- Task requirements
Filter the entries, keeping every line with the word "Romania".

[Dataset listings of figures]

┌────────

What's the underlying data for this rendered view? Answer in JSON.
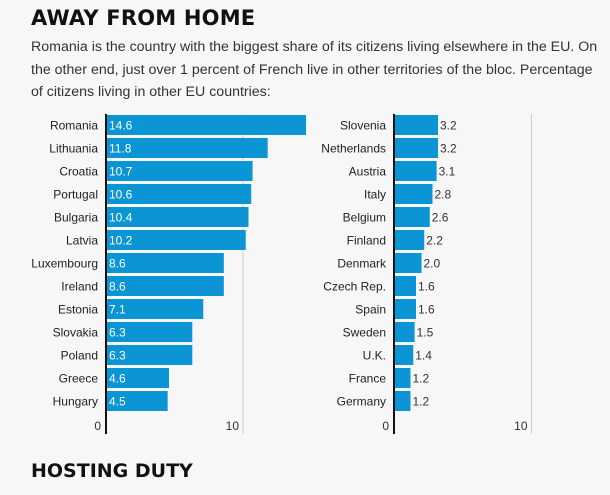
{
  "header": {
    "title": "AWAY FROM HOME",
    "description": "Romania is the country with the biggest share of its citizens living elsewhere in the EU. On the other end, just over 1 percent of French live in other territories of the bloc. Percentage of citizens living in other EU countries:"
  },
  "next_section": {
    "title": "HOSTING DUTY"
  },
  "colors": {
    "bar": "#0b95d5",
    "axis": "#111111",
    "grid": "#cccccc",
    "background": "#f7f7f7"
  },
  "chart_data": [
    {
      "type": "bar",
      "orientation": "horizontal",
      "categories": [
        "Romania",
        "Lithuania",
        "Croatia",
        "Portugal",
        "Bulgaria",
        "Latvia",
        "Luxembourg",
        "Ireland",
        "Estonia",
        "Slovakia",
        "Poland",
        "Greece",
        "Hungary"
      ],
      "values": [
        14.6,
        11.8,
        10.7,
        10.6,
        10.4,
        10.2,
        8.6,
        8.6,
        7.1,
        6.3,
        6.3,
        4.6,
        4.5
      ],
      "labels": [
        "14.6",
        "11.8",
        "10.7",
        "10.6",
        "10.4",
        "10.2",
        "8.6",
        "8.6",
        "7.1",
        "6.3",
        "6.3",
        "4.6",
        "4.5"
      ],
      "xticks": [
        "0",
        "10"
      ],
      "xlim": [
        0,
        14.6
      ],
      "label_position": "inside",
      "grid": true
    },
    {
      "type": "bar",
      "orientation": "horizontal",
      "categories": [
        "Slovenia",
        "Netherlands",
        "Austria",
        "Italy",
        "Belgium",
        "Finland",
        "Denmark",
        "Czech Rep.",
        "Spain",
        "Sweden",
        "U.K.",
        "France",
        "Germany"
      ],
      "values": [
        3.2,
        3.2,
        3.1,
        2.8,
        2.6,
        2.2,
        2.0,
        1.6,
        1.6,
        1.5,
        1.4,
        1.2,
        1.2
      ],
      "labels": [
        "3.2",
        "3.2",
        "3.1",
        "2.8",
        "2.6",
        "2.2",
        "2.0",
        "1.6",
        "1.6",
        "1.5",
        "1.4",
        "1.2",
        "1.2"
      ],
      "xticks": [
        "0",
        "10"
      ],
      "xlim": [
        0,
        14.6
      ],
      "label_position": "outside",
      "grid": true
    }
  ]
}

└────────

- Result below
    "description": "Romania is the country with the biggest share of its citizens living elsewhere in the EU. On the other end, just over 1 percent of French live in other territories of the bloc. Percentage of citizens living in other EU countries:"
        "Romania",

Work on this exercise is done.